» **Task objective**
Check each line of the listing for the string "Case", then state how many lines have it. Only the number is wanted.

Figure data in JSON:
=======
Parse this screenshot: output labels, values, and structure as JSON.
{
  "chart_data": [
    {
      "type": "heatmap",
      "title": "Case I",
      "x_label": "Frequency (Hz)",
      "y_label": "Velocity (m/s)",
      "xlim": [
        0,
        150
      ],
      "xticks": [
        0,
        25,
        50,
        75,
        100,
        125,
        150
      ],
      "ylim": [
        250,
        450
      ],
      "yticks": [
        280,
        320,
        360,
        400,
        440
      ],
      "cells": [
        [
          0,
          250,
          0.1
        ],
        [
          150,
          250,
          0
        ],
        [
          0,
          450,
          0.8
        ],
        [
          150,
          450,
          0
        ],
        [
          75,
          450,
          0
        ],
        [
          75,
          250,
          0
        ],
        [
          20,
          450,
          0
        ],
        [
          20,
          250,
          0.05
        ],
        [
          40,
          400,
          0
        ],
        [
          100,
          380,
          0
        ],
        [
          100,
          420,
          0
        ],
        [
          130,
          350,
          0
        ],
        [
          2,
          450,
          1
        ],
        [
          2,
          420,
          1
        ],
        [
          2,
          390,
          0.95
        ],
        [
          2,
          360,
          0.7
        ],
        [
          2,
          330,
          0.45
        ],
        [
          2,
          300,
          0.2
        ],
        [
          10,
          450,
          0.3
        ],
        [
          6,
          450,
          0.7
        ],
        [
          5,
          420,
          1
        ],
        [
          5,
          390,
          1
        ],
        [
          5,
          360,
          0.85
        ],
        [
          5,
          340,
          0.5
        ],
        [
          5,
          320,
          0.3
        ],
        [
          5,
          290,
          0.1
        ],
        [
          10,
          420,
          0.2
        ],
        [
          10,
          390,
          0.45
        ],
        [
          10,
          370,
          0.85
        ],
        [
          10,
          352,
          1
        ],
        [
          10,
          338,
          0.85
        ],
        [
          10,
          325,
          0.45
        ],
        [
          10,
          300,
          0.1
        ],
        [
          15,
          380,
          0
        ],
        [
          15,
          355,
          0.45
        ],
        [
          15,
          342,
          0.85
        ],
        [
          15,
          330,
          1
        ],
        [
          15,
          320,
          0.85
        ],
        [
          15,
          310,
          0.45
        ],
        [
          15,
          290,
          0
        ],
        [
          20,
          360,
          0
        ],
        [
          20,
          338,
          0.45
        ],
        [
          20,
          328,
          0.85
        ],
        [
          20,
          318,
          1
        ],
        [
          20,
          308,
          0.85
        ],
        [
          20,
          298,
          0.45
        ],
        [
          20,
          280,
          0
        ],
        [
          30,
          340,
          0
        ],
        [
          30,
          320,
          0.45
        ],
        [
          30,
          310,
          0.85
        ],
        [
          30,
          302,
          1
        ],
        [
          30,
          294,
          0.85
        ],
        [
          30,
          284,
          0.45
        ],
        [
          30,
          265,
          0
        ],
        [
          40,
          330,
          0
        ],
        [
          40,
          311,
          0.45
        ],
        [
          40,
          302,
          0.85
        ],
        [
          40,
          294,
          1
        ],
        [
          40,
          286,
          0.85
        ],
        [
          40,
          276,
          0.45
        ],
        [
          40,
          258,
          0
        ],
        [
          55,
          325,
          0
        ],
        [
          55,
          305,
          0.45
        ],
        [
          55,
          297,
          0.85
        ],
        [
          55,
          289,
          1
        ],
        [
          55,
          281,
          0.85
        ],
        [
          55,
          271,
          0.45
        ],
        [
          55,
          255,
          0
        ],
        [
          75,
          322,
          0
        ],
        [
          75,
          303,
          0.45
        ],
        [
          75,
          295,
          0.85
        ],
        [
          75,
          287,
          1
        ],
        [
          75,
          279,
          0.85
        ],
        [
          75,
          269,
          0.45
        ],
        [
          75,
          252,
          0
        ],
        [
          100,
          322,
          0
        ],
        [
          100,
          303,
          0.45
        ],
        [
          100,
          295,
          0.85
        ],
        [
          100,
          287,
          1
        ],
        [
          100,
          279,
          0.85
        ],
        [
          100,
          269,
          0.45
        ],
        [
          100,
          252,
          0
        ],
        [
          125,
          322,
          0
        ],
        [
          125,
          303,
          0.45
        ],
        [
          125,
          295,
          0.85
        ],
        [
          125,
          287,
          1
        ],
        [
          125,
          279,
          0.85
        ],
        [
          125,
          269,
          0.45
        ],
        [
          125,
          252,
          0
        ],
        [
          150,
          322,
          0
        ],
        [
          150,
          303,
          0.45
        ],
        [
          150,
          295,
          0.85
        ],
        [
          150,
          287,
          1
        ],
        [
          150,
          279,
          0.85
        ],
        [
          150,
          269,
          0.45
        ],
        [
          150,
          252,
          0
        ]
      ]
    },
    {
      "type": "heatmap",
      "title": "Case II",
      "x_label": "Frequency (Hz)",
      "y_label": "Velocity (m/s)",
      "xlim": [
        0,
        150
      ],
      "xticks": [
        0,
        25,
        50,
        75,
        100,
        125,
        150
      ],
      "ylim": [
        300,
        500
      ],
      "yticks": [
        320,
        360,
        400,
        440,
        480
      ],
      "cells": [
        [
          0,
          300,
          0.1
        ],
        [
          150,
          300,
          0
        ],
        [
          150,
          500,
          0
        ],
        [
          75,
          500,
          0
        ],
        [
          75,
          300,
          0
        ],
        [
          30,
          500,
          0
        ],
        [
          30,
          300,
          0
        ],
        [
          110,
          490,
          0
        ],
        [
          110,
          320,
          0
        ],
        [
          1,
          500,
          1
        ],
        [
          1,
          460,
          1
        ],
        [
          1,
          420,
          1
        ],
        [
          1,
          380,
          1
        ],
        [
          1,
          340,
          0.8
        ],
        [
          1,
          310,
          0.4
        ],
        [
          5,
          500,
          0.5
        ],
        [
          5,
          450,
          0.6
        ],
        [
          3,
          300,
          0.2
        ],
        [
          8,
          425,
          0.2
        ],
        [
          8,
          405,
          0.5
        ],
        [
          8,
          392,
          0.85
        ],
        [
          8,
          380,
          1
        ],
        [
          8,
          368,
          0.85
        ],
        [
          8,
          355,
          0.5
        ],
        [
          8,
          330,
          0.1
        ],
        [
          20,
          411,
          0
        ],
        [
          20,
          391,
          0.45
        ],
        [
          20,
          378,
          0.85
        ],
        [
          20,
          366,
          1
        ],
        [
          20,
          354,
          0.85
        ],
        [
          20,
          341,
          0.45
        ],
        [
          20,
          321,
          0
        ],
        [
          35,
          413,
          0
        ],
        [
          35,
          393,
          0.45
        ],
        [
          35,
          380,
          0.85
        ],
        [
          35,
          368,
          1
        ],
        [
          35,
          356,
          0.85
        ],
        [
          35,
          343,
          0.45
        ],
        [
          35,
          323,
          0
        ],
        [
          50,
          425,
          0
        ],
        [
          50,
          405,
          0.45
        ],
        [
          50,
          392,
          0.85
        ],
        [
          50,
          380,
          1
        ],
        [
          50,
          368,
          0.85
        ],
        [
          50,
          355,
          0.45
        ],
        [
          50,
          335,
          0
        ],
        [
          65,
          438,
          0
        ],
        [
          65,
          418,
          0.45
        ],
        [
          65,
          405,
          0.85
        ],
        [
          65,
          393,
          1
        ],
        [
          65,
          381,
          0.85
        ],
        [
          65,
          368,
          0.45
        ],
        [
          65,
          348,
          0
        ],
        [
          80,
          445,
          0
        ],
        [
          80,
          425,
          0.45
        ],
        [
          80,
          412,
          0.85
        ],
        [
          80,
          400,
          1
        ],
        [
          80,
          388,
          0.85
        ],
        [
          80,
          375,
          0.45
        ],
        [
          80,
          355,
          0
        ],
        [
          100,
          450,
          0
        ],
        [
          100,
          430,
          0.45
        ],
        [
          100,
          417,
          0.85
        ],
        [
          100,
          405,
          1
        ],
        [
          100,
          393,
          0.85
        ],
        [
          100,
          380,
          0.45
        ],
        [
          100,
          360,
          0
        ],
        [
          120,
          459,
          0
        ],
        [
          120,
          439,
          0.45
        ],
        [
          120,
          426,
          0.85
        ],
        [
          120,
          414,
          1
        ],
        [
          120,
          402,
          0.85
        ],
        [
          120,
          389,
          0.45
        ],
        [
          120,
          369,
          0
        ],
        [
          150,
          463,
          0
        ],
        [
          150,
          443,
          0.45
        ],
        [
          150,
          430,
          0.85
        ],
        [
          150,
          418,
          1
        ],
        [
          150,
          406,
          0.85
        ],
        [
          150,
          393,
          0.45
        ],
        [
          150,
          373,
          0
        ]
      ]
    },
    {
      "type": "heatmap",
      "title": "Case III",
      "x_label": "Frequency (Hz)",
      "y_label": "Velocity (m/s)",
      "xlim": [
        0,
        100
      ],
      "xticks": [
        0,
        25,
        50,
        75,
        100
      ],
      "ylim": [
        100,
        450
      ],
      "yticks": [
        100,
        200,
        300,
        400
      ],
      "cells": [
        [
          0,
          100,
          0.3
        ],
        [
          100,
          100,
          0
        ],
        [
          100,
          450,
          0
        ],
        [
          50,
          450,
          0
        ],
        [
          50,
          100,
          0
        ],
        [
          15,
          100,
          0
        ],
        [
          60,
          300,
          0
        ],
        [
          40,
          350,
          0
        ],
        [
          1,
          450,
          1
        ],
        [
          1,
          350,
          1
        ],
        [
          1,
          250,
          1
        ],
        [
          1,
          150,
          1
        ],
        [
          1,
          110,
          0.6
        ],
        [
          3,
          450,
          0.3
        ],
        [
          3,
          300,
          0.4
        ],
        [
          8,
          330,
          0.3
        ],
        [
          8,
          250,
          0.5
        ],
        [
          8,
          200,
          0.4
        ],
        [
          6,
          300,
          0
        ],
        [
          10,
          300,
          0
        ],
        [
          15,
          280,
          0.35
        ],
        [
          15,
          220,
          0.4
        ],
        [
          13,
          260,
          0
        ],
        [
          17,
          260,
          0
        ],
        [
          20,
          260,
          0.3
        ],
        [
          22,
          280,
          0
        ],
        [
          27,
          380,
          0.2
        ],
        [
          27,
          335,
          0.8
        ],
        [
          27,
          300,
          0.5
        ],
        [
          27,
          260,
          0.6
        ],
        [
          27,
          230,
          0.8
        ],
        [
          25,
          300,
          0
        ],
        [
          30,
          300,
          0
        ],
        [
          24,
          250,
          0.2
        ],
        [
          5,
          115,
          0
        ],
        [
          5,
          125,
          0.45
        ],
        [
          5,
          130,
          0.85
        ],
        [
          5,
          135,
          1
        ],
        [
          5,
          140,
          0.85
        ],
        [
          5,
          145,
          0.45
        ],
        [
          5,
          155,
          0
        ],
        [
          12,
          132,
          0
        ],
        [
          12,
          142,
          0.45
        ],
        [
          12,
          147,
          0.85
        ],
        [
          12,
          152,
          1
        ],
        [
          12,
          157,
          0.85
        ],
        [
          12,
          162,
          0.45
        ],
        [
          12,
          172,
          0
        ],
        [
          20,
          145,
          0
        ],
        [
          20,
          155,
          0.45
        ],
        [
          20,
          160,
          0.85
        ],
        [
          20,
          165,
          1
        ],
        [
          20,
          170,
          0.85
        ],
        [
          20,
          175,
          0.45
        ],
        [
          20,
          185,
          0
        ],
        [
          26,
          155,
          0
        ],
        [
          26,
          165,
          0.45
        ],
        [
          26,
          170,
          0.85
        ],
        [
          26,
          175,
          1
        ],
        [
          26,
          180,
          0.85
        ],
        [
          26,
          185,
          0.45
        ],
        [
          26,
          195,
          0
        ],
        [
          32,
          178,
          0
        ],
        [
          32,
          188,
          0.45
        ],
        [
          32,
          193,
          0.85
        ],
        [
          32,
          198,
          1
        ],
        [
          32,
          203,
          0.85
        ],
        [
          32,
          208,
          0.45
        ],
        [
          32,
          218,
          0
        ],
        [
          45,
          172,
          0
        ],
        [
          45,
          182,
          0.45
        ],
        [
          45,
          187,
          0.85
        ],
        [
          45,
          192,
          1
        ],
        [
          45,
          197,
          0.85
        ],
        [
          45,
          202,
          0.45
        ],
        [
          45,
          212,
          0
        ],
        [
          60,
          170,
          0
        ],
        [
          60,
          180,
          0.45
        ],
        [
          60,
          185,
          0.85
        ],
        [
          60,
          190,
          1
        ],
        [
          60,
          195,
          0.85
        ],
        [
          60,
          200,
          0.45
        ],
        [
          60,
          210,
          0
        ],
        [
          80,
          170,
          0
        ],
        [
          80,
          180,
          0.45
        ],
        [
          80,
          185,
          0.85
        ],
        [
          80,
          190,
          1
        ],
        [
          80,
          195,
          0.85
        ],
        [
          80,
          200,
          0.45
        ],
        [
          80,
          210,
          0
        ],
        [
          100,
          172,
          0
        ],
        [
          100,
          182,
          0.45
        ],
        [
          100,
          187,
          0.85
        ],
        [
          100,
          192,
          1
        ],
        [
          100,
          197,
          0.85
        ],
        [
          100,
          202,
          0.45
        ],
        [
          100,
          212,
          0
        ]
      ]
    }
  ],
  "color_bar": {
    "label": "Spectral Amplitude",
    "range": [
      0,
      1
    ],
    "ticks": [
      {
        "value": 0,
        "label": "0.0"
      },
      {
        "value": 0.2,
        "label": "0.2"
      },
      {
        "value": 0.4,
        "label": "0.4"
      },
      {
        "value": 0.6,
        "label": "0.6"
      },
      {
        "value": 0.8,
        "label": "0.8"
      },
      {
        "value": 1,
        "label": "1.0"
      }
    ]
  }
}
=======
» **Complete response**
3